→ WORK TO COMPLETE:
Every entry that follows should be reproduced exactly.
===== INFORMATION SHOWN
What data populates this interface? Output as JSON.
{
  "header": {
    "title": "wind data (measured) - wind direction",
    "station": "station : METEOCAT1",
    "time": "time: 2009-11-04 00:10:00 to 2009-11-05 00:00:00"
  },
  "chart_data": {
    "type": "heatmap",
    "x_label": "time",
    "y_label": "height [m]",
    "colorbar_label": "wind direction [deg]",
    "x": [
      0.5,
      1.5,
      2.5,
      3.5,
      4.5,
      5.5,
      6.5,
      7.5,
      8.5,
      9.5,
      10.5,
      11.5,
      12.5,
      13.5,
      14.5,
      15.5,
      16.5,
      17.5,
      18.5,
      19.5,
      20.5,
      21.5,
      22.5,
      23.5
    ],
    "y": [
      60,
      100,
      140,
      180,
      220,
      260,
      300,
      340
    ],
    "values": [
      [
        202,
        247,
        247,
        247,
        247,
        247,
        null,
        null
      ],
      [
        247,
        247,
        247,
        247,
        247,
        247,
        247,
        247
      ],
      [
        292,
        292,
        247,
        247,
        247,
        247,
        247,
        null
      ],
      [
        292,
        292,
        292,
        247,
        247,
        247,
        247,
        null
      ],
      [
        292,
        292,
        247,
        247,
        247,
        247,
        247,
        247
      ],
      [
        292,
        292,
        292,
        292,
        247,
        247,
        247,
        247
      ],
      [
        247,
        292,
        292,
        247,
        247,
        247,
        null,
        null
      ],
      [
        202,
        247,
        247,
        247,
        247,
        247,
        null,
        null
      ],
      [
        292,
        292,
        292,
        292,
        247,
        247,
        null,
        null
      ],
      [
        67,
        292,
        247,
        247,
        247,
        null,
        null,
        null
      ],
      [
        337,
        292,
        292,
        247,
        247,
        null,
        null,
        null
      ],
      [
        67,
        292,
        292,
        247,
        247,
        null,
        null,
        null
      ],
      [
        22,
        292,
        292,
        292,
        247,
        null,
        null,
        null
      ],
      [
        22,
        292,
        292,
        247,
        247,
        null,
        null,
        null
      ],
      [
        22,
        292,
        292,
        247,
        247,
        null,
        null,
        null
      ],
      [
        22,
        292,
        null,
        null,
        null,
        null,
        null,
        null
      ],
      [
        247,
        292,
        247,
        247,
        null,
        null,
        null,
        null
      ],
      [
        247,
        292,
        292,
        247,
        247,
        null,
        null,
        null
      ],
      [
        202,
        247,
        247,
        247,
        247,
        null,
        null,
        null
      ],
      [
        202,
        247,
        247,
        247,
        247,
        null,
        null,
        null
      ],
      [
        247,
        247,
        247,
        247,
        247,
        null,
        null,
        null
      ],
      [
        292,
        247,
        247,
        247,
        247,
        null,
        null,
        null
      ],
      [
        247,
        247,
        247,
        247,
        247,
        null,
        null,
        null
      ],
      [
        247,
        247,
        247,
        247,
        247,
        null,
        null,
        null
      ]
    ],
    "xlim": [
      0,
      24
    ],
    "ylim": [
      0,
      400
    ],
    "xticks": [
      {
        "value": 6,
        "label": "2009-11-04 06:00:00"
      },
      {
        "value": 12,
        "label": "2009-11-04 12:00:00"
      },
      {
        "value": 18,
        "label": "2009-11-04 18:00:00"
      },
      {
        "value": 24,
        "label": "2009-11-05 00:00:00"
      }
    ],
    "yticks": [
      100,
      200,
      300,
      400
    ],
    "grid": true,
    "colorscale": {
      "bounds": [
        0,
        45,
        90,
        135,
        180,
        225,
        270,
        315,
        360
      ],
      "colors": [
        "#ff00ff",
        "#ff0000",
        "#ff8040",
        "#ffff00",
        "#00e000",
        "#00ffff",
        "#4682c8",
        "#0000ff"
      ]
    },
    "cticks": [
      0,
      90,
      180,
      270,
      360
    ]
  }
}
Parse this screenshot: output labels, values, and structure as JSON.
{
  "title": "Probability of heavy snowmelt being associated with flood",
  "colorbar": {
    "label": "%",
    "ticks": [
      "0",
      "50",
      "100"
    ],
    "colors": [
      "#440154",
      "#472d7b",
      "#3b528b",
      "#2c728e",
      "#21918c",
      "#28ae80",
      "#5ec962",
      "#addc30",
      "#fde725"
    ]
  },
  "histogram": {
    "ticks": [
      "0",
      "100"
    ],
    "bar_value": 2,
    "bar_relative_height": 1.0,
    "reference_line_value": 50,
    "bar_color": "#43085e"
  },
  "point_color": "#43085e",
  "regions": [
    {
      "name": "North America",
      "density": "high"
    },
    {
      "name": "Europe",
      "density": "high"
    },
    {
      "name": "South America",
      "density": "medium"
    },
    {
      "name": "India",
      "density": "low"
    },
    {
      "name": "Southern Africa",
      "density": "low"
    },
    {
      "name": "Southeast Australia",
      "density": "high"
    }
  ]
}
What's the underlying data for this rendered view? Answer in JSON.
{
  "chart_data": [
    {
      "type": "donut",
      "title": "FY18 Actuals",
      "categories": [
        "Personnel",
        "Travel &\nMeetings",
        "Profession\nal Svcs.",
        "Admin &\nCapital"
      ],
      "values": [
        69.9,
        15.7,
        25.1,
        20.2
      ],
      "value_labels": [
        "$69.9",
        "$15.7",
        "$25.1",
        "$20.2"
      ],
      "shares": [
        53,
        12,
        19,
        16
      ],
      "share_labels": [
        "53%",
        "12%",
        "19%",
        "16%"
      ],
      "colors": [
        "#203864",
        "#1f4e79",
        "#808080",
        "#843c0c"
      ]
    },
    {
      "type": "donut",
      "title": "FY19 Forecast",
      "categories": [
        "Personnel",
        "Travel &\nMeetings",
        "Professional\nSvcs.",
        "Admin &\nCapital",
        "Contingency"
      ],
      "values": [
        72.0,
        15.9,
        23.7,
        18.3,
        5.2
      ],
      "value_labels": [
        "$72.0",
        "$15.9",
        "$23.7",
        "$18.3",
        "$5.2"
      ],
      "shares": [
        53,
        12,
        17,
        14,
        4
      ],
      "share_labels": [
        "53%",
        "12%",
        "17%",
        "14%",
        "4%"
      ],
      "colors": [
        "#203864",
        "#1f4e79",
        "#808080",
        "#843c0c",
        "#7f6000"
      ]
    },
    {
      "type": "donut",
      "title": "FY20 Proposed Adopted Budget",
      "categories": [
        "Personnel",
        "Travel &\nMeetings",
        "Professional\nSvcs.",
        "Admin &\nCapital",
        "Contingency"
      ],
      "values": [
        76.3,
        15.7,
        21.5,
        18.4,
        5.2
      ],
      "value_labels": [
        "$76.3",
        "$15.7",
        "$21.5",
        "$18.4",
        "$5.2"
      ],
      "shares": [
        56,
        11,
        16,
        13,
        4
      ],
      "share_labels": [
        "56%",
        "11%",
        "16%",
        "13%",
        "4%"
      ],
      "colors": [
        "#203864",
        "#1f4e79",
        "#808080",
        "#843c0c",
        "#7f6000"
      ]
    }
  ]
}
==========
→ OUTPUT OF THE EXERCISE:
What data populates this interface? Output as JSON.
{
  "header": {
    "title": "wind data (measured) - wind direction",
    "station": "station : METEOCAT1",
    "time": "time: 2009-11-04 00:10:00 to 2009-11-05 00:00:00"
  },
  "chart_data": {
    "type": "heatmap",
    "x_label": "time",
    "y_label": "height [m]",
    "colorbar_label": "wind direction [deg]",
    "x": [
      0.5,
      1.5,
      2.5,
      3.5,
      4.5,
      5.5,
      6.5,
      7.5,
      8.5,
      9.5,
      10.5,
      11.5,
      12.5,
      13.5,
      14.5,
      15.5,
      16.5,
      17.5,
      18.5,
      19.5,
      20.5,
      21.5,
      22.5,
      23.5
    ],
    "y": [
      60,
      100,
      140,
      180,
      220,
      260,
      300,
      340
    ],
    "values": [
      [
        202,
        247,
        247,
        247,
        247,
        247,
        null,
        null
      ],
      [
        247,
        247,
        247,
        247,
        247,
        247,
        247,
        247
      ],
      [
        292,
        292,
        247,
        247,
        247,
        247,
        247,
        null
      ],
      [
        292,
        292,
        292,
        247,
        247,
        247,
        247,
        null
      ],
      [
        292,
        292,
        247,
        247,
        247,
        247,
        247,
        247
      ],
      [
        292,
        292,
        292,
        292,
        247,
        247,
        247,
        247
      ],
      [
        247,
        292,
        292,
        247,
        247,
        247,
        null,
        null
      ],
      [
        202,
        247,
        247,
        247,
        247,
        247,
        null,
        null
      ],
      [
        292,
        292,
        292,
        292,
        247,
        247,
        null,
        null
      ],
      [
        67,
        292,
        247,
        247,
        247,
        null,
        null,
        null
      ],
      [
        337,
        292,
        292,
        247,
        247,
        null,
        null,
        null
      ],
      [
        67,
        292,
        292,
        247,
        247,
        null,
        null,
        null
      ],
      [
        22,
        292,
        292,
        292,
        247,
        null,
        null,
        null
      ],
      [
        22,
        292,
        292,
        247,
        247,
        null,
        null,
        null
      ],
      [
        22,
        292,
        292,
        247,
        247,
        null,
        null,
        null
      ],
      [
        22,
        292,
        null,
        null,
        null,
        null,
        null,
        null
      ],
      [
        247,
        292,
        247,
        247,
        null,
        null,
        null,
        null
      ],
      [
        247,
        292,
        292,
        247,
        247,
        null,
        null,
        null
      ],
      [
        202,
        247,
        247,
        247,
        247,
        null,
        null,
        null
      ],
      [
        202,
        247,
        247,
        247,
        247,
        null,
        null,
        null
      ],
      [
        247,
        247,
        247,
        247,
        247,
        null,
        null,
        null
      ],
      [
        292,
        247,
        247,
        247,
        247,
        null,
        null,
        null
      ],
      [
        247,
        247,
        247,
        247,
        247,
        null,
        null,
        null
      ],
      [
        247,
        247,
        247,
        247,
        247,
        null,
        null,
        null
      ]
    ],
    "xlim": [
      0,
      24
    ],
    "ylim": [
      0,
      400
    ],
    "xticks": [
      {
        "value": 6,
        "label": "2009-11-04 06:00:00"
      },
      {
        "value": 12,
        "label": "2009-11-04 12:00:00"
      },
      {
        "value": 18,
        "label": "2009-11-04 18:00:00"
      },
      {
        "value": 24,
        "label": "2009-11-05 00:00:00"
      }
    ],
    "yticks": [
      100,
      200,
      300,
      400
    ],
    "grid": true,
    "colorscale": {
      "bounds": [
        0,
        45,
        90,
        135,
        180,
        225,
        270,
        315,
        360
      ],
      "colors": [
        "#ff00ff",
        "#ff0000",
        "#ff8040",
        "#ffff00",
        "#00e000",
        "#00ffff",
        "#4682c8",
        "#0000ff"
      ]
    },
    "cticks": [
      0,
      90,
      180,
      270,
      360
    ]
  }
}
Parse this screenshot: output labels, values, and structure as JSON.
{
  "title": "Probability of heavy snowmelt being associated with flood",
  "colorbar": {
    "label": "%",
    "ticks": [
      "0",
      "50",
      "100"
    ],
    "colors": [
      "#440154",
      "#472d7b",
      "#3b528b",
      "#2c728e",
      "#21918c",
      "#28ae80",
      "#5ec962",
      "#addc30",
      "#fde725"
    ]
  },
  "histogram": {
    "ticks": [
      "0",
      "100"
    ],
    "bar_value": 2,
    "bar_relative_height": 1.0,
    "reference_line_value": 50,
    "bar_color": "#43085e"
  },
  "point_color": "#43085e",
  "regions": [
    {
      "name": "North America",
      "density": "high"
    },
    {
      "name": "Europe",
      "density": "high"
    },
    {
      "name": "South America",
      "density": "medium"
    },
    {
      "name": "India",
      "density": "low"
    },
    {
      "name": "Southern Africa",
      "density": "low"
    },
    {
      "name": "Southeast Australia",
      "density": "high"
    }
  ]
}
What's the underlying data for this rendered view? Answer in JSON.
{
  "chart_data": [
    {
      "type": "donut",
      "title": "FY18 Actuals",
      "categories": [
        "Personnel",
        "Travel &\nMeetings",
        "Profession\nal Svcs.",
        "Admin &\nCapital"
      ],
      "values": [
        69.9,
        15.7,
        25.1,
        20.2
      ],
      "value_labels": [
        "$69.9",
        "$15.7",
        "$25.1",
        "$20.2"
      ],
      "shares": [
        53,
        12,
        19,
        16
      ],
      "share_labels": [
        "53%",
        "12%",
        "19%",
        "16%"
      ],
      "colors": [
        "#203864",
        "#1f4e79",
        "#808080",
        "#843c0c"
      ]
    },
    {
      "type": "donut",
      "title": "FY19 Forecast",
      "categories": [
        "Personnel",
        "Travel &\nMeetings",
        "Professional\nSvcs.",
        "Admin &\nCapital",
        "Contingency"
      ],
      "values": [
        72.0,
        15.9,
        23.7,
        18.3,
        5.2
      ],
      "value_labels": [
        "$72.0",
        "$15.9",
        "$23.7",
        "$18.3",
        "$5.2"
      ],
      "shares": [
        53,
        12,
        17,
        14,
        4
      ],
      "share_labels": [
        "53%",
        "12%",
        "17%",
        "14%",
        "4%"
      ],
      "colors": [
        "#203864",
        "#1f4e79",
        "#808080",
        "#843c0c",
        "#7f6000"
      ]
    },
    {
      "type": "donut",
      "title": "FY20 Proposed Adopted Budget",
      "categories": [
        "Personnel",
        "Travel &\nMeetings",
        "Professional\nSvcs.",
        "Admin &\nCapital",
        "Contingency"
      ],
      "values": [
        76.3,
        15.7,
        21.5,
        18.4,
        5.2
      ],
      "value_labels": [
        "$76.3",
        "$15.7",
        "$21.5",
        "$18.4",
        "$5.2"
      ],
      "shares": [
        56,
        11,
        16,
        13,
        4
      ],
      "share_labels": [
        "56%",
        "11%",
        "16%",
        "13%",
        "4%"
      ],
      "colors": [
        "#203864",
        "#1f4e79",
        "#808080",
        "#843c0c",
        "#7f6000"
      ]
    }
  ]
}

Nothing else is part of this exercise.